** Start LISTING **

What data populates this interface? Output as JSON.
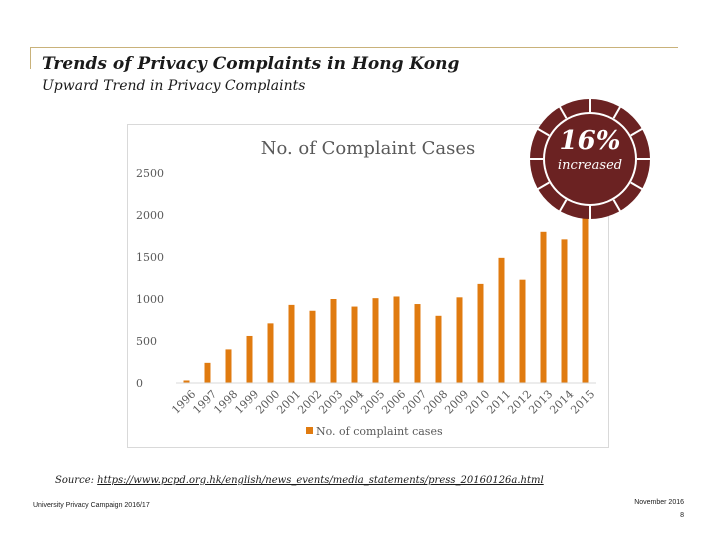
{
  "slide": {
    "title": "Trends of Privacy Complaints in Hong Kong",
    "subtitle": "Upward Trend in Privacy Complaints"
  },
  "badge": {
    "percent": "16%",
    "label": "increased",
    "ring_color": "#6b2222"
  },
  "source": {
    "prefix": "Source:",
    "url": "https://www.pcpd.org.hk/english/news_events/media_statements/press_20160126a.html"
  },
  "footer": {
    "left": "University Privacy Campaign 2016/17",
    "date": "November 2016",
    "page": "8"
  },
  "colors": {
    "bar": "#e07b10",
    "accent_rule": "#c9b27a"
  },
  "chart_data": {
    "type": "bar",
    "title": "No. of Complaint Cases",
    "categories": [
      "1996",
      "1997",
      "1998",
      "1999",
      "2000",
      "2001",
      "2002",
      "2003",
      "2004",
      "2005",
      "2006",
      "2007",
      "2008",
      "2009",
      "2010",
      "2011",
      "2012",
      "2013",
      "2014",
      "2015"
    ],
    "series": [
      {
        "name": "No. of complaint cases",
        "values": [
          30,
          240,
          400,
          560,
          710,
          930,
          860,
          1000,
          910,
          1010,
          1030,
          940,
          800,
          1020,
          1180,
          1490,
          1230,
          1800,
          1710,
          1970
        ]
      }
    ],
    "yticks": [
      0,
      500,
      1000,
      1500,
      2000,
      2500
    ],
    "ylim": [
      0,
      2500
    ],
    "grid": false,
    "legend": "bottom",
    "xlabel": "",
    "ylabel": ""
  }
}
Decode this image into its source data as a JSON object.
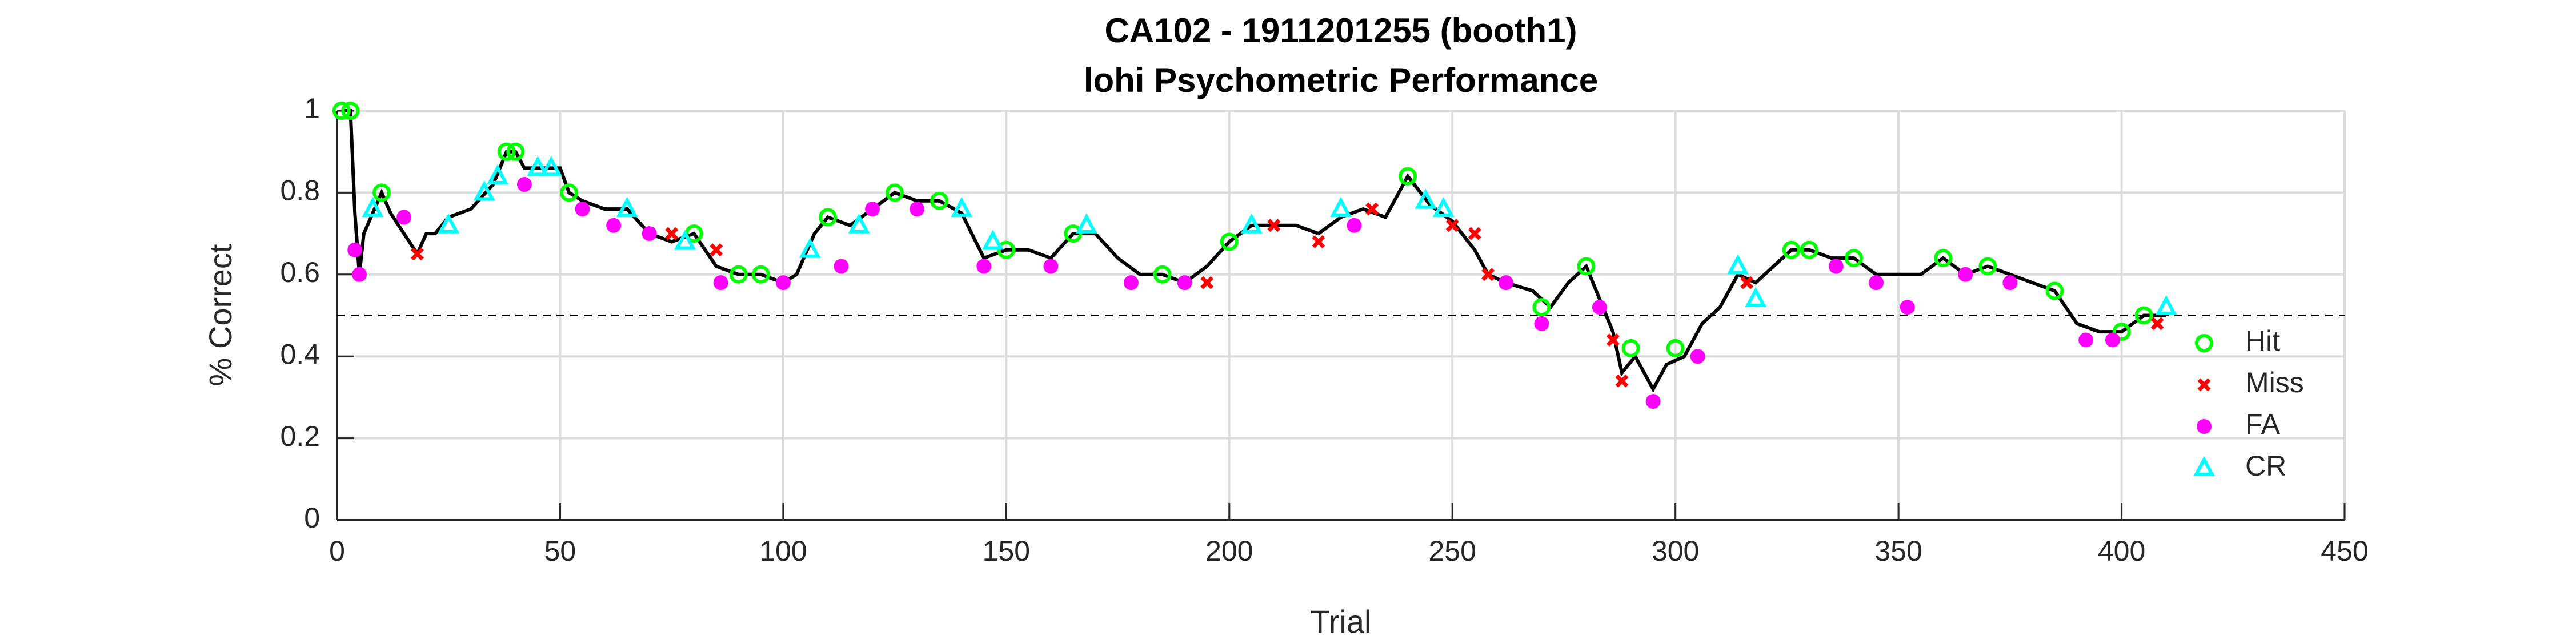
{
  "chart_data": {
    "type": "line",
    "title": "CA102 - 1911201255 (booth1)",
    "subtitle": "lohi Psychometric Performance",
    "x_label": "Trial",
    "y_label": "% Correct",
    "xlim": [
      0,
      450
    ],
    "xticks": [
      0,
      50,
      100,
      150,
      200,
      250,
      300,
      350,
      400,
      450
    ],
    "ylim": [
      0,
      1
    ],
    "yticks": [
      0,
      0.2,
      0.4,
      0.6,
      0.8,
      1
    ],
    "grid": true,
    "legend": "lower right",
    "reference_line": 0.5,
    "line": {
      "color": "#000000",
      "x": [
        1,
        3,
        4,
        5,
        6,
        8,
        10,
        12,
        15,
        18,
        20,
        22,
        25,
        30,
        35,
        38,
        40,
        42,
        45,
        50,
        52,
        55,
        60,
        65,
        70,
        75,
        80,
        85,
        90,
        95,
        100,
        103,
        107,
        110,
        115,
        120,
        125,
        130,
        135,
        140,
        145,
        150,
        155,
        160,
        165,
        170,
        175,
        180,
        185,
        190,
        195,
        200,
        205,
        210,
        215,
        220,
        225,
        230,
        235,
        240,
        245,
        250,
        255,
        258,
        262,
        268,
        272,
        276,
        280,
        283,
        286,
        288,
        291,
        295,
        298,
        302,
        306,
        310,
        314,
        318,
        322,
        326,
        330,
        335,
        340,
        345,
        350,
        355,
        360,
        365,
        370,
        375,
        380,
        385,
        390,
        395,
        400,
        405,
        410
      ],
      "values": [
        1,
        1,
        0.75,
        0.6,
        0.7,
        0.75,
        0.8,
        0.75,
        0.7,
        0.65,
        0.7,
        0.7,
        0.74,
        0.76,
        0.82,
        0.9,
        0.9,
        0.86,
        0.86,
        0.86,
        0.8,
        0.78,
        0.76,
        0.76,
        0.7,
        0.68,
        0.7,
        0.62,
        0.6,
        0.6,
        0.58,
        0.6,
        0.7,
        0.74,
        0.72,
        0.76,
        0.8,
        0.78,
        0.78,
        0.75,
        0.64,
        0.66,
        0.66,
        0.64,
        0.7,
        0.7,
        0.64,
        0.6,
        0.6,
        0.58,
        0.62,
        0.68,
        0.72,
        0.72,
        0.72,
        0.7,
        0.74,
        0.76,
        0.74,
        0.84,
        0.77,
        0.73,
        0.66,
        0.6,
        0.58,
        0.56,
        0.52,
        0.58,
        0.62,
        0.54,
        0.46,
        0.36,
        0.4,
        0.32,
        0.38,
        0.4,
        0.48,
        0.52,
        0.6,
        0.58,
        0.62,
        0.66,
        0.66,
        0.64,
        0.64,
        0.6,
        0.6,
        0.6,
        0.64,
        0.6,
        0.62,
        0.6,
        0.58,
        0.56,
        0.48,
        0.46,
        0.46,
        0.5,
        0.5
      ]
    },
    "series": [
      {
        "name": "Hit",
        "color": "#00ff00",
        "marker": "open-circle",
        "x": [
          1,
          3,
          10,
          38,
          40,
          52,
          80,
          90,
          95,
          110,
          125,
          135,
          150,
          165,
          185,
          200,
          240,
          270,
          280,
          290,
          300,
          326,
          330,
          340,
          360,
          370,
          385,
          400,
          405
        ],
        "values": [
          1,
          1,
          0.8,
          0.9,
          0.9,
          0.8,
          0.7,
          0.6,
          0.6,
          0.74,
          0.8,
          0.78,
          0.66,
          0.7,
          0.6,
          0.68,
          0.84,
          0.52,
          0.62,
          0.42,
          0.42,
          0.66,
          0.66,
          0.64,
          0.64,
          0.62,
          0.56,
          0.46,
          0.5
        ]
      },
      {
        "name": "Miss",
        "color": "#ff0000",
        "marker": "x",
        "x": [
          18,
          75,
          85,
          195,
          210,
          220,
          232,
          250,
          255,
          258,
          286,
          288,
          316,
          408
        ],
        "values": [
          0.65,
          0.7,
          0.66,
          0.58,
          0.72,
          0.68,
          0.76,
          0.72,
          0.7,
          0.6,
          0.44,
          0.34,
          0.58,
          0.48
        ]
      },
      {
        "name": "FA",
        "color": "#ff00ff",
        "marker": "filled-circle",
        "x": [
          4,
          5,
          15,
          42,
          55,
          62,
          70,
          86,
          100,
          113,
          120,
          130,
          145,
          160,
          178,
          190,
          228,
          262,
          270,
          283,
          295,
          305,
          336,
          345,
          352,
          365,
          375,
          392,
          398
        ],
        "values": [
          0.66,
          0.6,
          0.74,
          0.82,
          0.76,
          0.72,
          0.7,
          0.58,
          0.58,
          0.62,
          0.76,
          0.76,
          0.62,
          0.62,
          0.58,
          0.58,
          0.72,
          0.58,
          0.48,
          0.52,
          0.29,
          0.4,
          0.62,
          0.58,
          0.52,
          0.6,
          0.58,
          0.44,
          0.44
        ]
      },
      {
        "name": "CR",
        "color": "#00ffff",
        "marker": "open-triangle",
        "x": [
          8,
          25,
          33,
          36,
          45,
          48,
          65,
          78,
          106,
          117,
          140,
          147,
          168,
          205,
          225,
          244,
          248,
          314,
          318,
          410
        ],
        "values": [
          0.76,
          0.72,
          0.8,
          0.84,
          0.86,
          0.86,
          0.76,
          0.68,
          0.66,
          0.72,
          0.76,
          0.68,
          0.72,
          0.72,
          0.76,
          0.78,
          0.76,
          0.62,
          0.54,
          0.52
        ]
      }
    ]
  }
}
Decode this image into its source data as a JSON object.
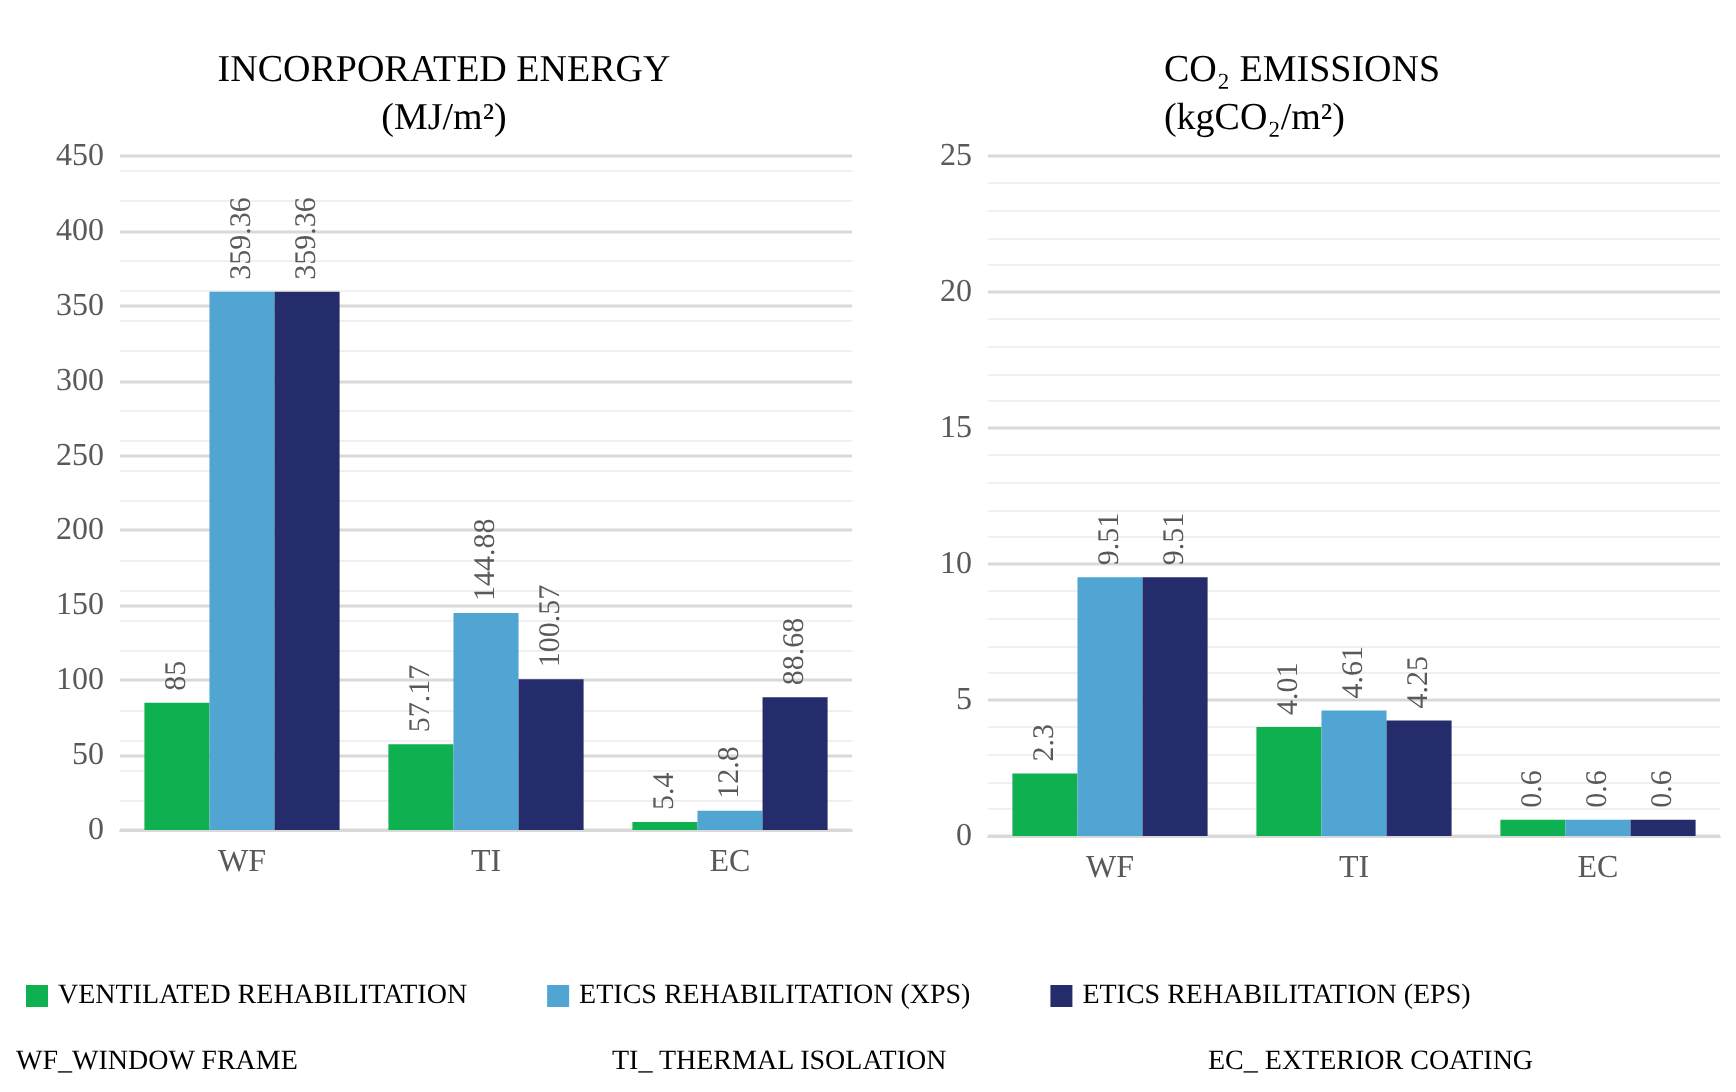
{
  "chart_data": [
    {
      "type": "bar",
      "title": "INCORPORATED ENERGY\n(MJ/m²)",
      "categories": [
        "WF",
        "TI",
        "EC"
      ],
      "series": [
        {
          "name": "VENTILATED REHABILITATION",
          "color": "#0fb04f",
          "values": [
            85,
            57.17,
            5.4
          ]
        },
        {
          "name": "ETICS REHABILITATION (XPS)",
          "color": "#50a5d2",
          "values": [
            359.36,
            144.88,
            12.8
          ]
        },
        {
          "name": "ETICS REHABILITATION (EPS)",
          "color": "#252c6b",
          "values": [
            359.36,
            100.57,
            88.68
          ]
        }
      ],
      "ylim": [
        0,
        450
      ],
      "yticks": [
        0,
        50,
        100,
        150,
        200,
        250,
        300,
        350,
        400,
        450
      ],
      "grid": true,
      "data_labels": true,
      "legend": "bottom",
      "annotations": [
        "WF_WINDOW FRAME",
        "TI_ THERMAL ISOLATION",
        "EC_ EXTERIOR COATING"
      ]
    },
    {
      "type": "bar",
      "title": "CO₂ EMISSIONS\n(kgCO₂/m²)",
      "categories": [
        "WF",
        "TI",
        "EC"
      ],
      "series": [
        {
          "color": "#0fb04f",
          "values": [
            2.3,
            4.01,
            0.6
          ]
        },
        {
          "color": "#50a5d2",
          "values": [
            9.51,
            4.61,
            0.6
          ]
        },
        {
          "color": "#252c6b",
          "values": [
            9.51,
            4.25,
            0.6
          ]
        }
      ],
      "ylim": [
        0,
        25
      ],
      "yticks": [
        0,
        5,
        10,
        15,
        20,
        25
      ],
      "grid": true,
      "data_labels": true
    }
  ]
}
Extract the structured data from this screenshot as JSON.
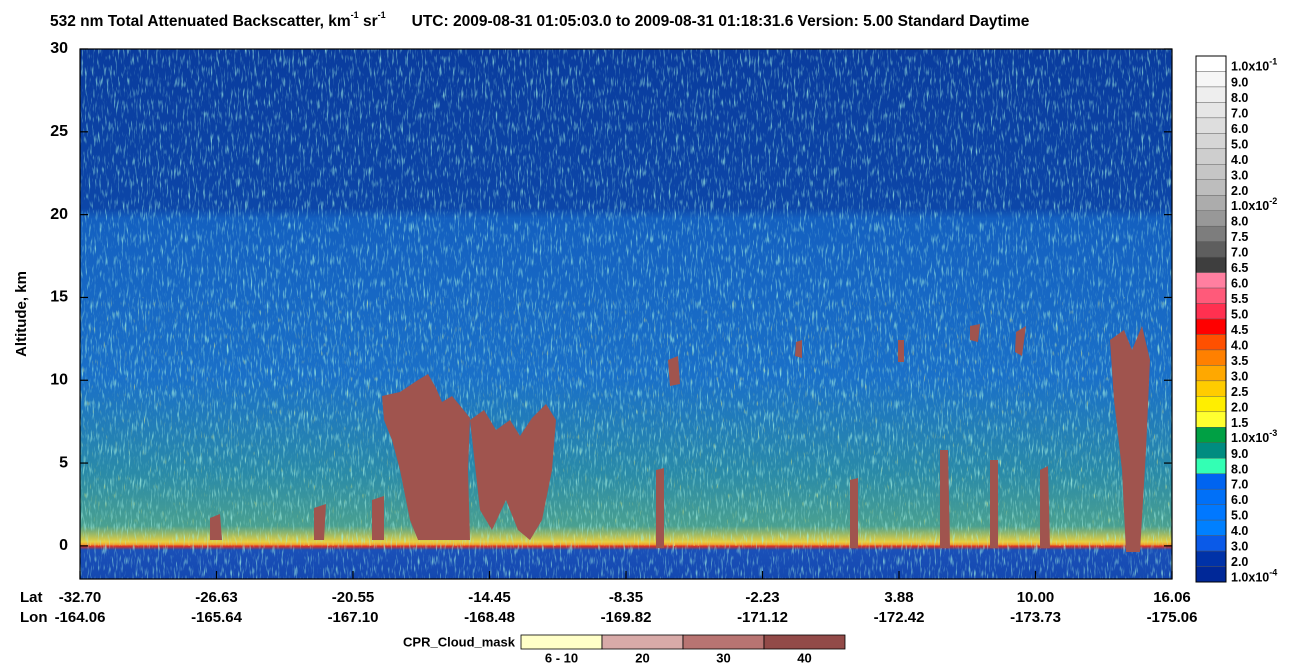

** End LISTING **

Going through the data, tally the lines containing "legend" and report only the result.

## WRITTEN REPLY
3